◆ Request:
Compile every line that includes the word "значений".

══════

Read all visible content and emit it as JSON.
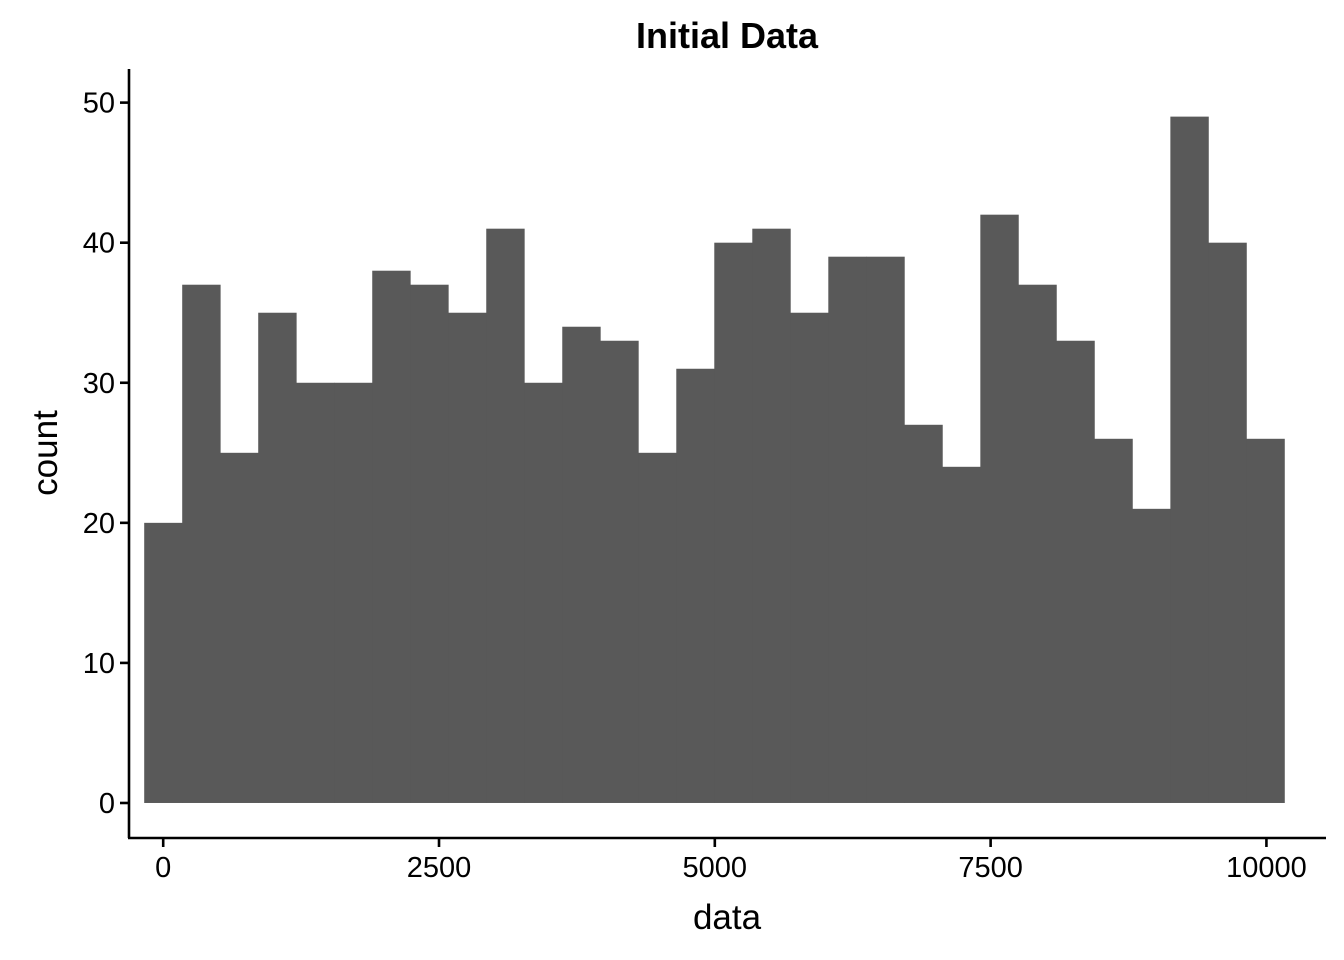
{
  "chart_data": {
    "type": "bar",
    "title": "Initial Data",
    "xlabel": "data",
    "ylabel": "count",
    "xlim": [
      -310,
      10540
    ],
    "ylim": [
      -2.5,
      52.4
    ],
    "xticks": [
      0,
      2500,
      5000,
      7500,
      10000
    ],
    "xtick_labels": [
      "0",
      "2500",
      "5000",
      "7500",
      "10000"
    ],
    "yticks": [
      0,
      10,
      20,
      30,
      40,
      50
    ],
    "ytick_labels": [
      "0",
      "10",
      "20",
      "30",
      "40",
      "50"
    ],
    "bin_width": 344.5,
    "bin_start": -172.25,
    "values": [
      20,
      37,
      25,
      35,
      30,
      30,
      38,
      37,
      35,
      41,
      30,
      34,
      33,
      25,
      31,
      40,
      41,
      35,
      39,
      39,
      27,
      24,
      42,
      37,
      33,
      26,
      21,
      49,
      40,
      26
    ],
    "bar_color": "#595959",
    "grid": false,
    "legend": "none"
  }
}
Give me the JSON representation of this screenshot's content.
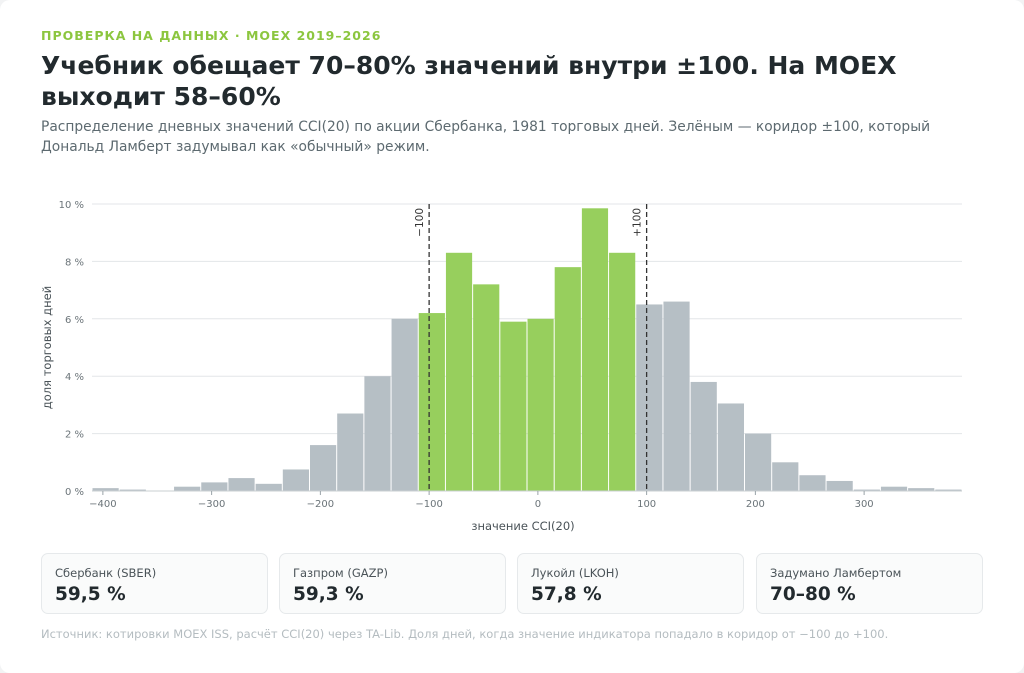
{
  "header": {
    "eyebrow": "ПРОВЕРКА НА ДАННЫХ · MOEX 2019–2026",
    "title": "Учебник обещает 70–80% значений внутри ±100. На MOEX выходит 58–60%",
    "subtitle": "Распределение дневных значений CCI(20) по акции Сбербанка, 1981 торговых дней. Зелёным — коридор ±100, который Дональд Ламберт задумывал как «обычный» режим."
  },
  "chart_data": {
    "type": "bar",
    "xlabel": "значение CCI(20)",
    "ylabel": "доля торговых дней",
    "xlim": [
      -410,
      390
    ],
    "ylim": [
      0,
      10
    ],
    "x_ticks": [
      -400,
      -300,
      -200,
      -100,
      0,
      100,
      200,
      300
    ],
    "x_tick_labels": [
      "−400",
      "−300",
      "−200",
      "−100",
      "0",
      "100",
      "200",
      "300"
    ],
    "y_ticks": [
      0,
      2,
      4,
      6,
      8,
      10
    ],
    "y_tick_labels": [
      "0 %",
      "2 %",
      "4 %",
      "6 %",
      "8 %",
      "10 %"
    ],
    "grid": true,
    "bin_width": 25,
    "bin_start": -410,
    "values": [
      0.1,
      0.05,
      0,
      0.15,
      0.3,
      0.45,
      0.25,
      0.75,
      1.6,
      2.7,
      4.0,
      6.0,
      6.2,
      8.3,
      7.2,
      5.9,
      6.0,
      7.8,
      9.85,
      8.3,
      6.5,
      6.6,
      3.8,
      3.05,
      2.0,
      1.0,
      0.55,
      0.35,
      0.05,
      0.15,
      0.1,
      0.05
    ],
    "highlight_bins": [
      12,
      19
    ],
    "markers": [
      {
        "x": -100,
        "label": "−100"
      },
      {
        "x": 100,
        "label": "+100"
      }
    ],
    "colors": {
      "highlight": "#97cf5d",
      "normal": "#b6bfc5",
      "grid": "#e3e6e8",
      "marker": "#333333",
      "tick": "#6b7479"
    }
  },
  "stats": [
    {
      "label": "Сбербанк (SBER)",
      "value": "59,5 %"
    },
    {
      "label": "Газпром (GAZP)",
      "value": "59,3 %"
    },
    {
      "label": "Лукойл (LKOH)",
      "value": "57,8 %"
    },
    {
      "label": "Задумано Ламбертом",
      "value": "70–80 %"
    }
  ],
  "footer": {
    "source": "Источник: котировки MOEX ISS, расчёт CCI(20) через TA-Lib. Доля дней, когда значение индикатора попадало в коридор от −100 до +100."
  }
}
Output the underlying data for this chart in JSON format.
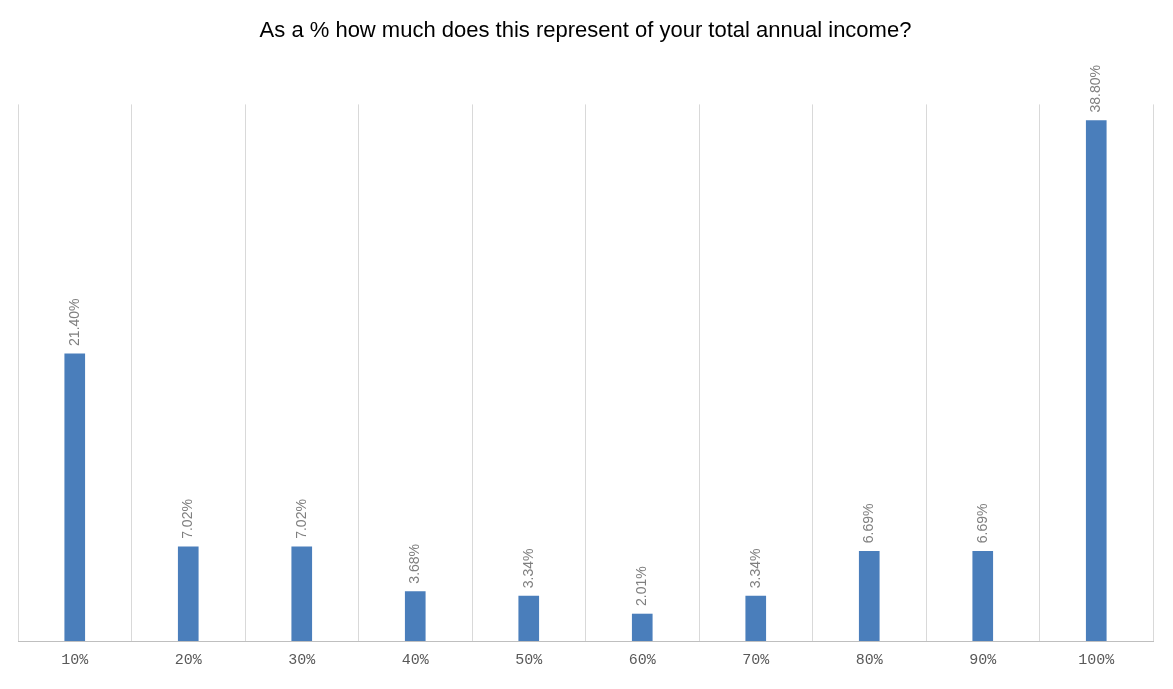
{
  "chart_data": {
    "type": "bar",
    "title": "As a % how much does this represent of your total annual income?",
    "categories": [
      "10%",
      "20%",
      "30%",
      "40%",
      "50%",
      "60%",
      "70%",
      "80%",
      "90%",
      "100%"
    ],
    "values": [
      21.4,
      7.02,
      7.02,
      3.68,
      3.34,
      2.01,
      3.34,
      6.69,
      6.69,
      38.8
    ],
    "value_labels": [
      "21.40%",
      "7.02%",
      "7.02%",
      "3.68%",
      "3.34%",
      "2.01%",
      "3.34%",
      "6.69%",
      "6.69%",
      "38.80%"
    ],
    "color": "#4a7ebb",
    "grid": "x",
    "legend": false
  }
}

══════

◆ Exercise solution:
    "title": "Учебник обещает 70–80% значений внутри ±100. На MOEX выходит 58–60%",
    "subtitle": "Распределение дневных значений CCI(20) по акции Сбербанка, 1981 торговых дней. Зелёным — коридор ±100, который Дональд Ламберт задумывал как «обычный» режим."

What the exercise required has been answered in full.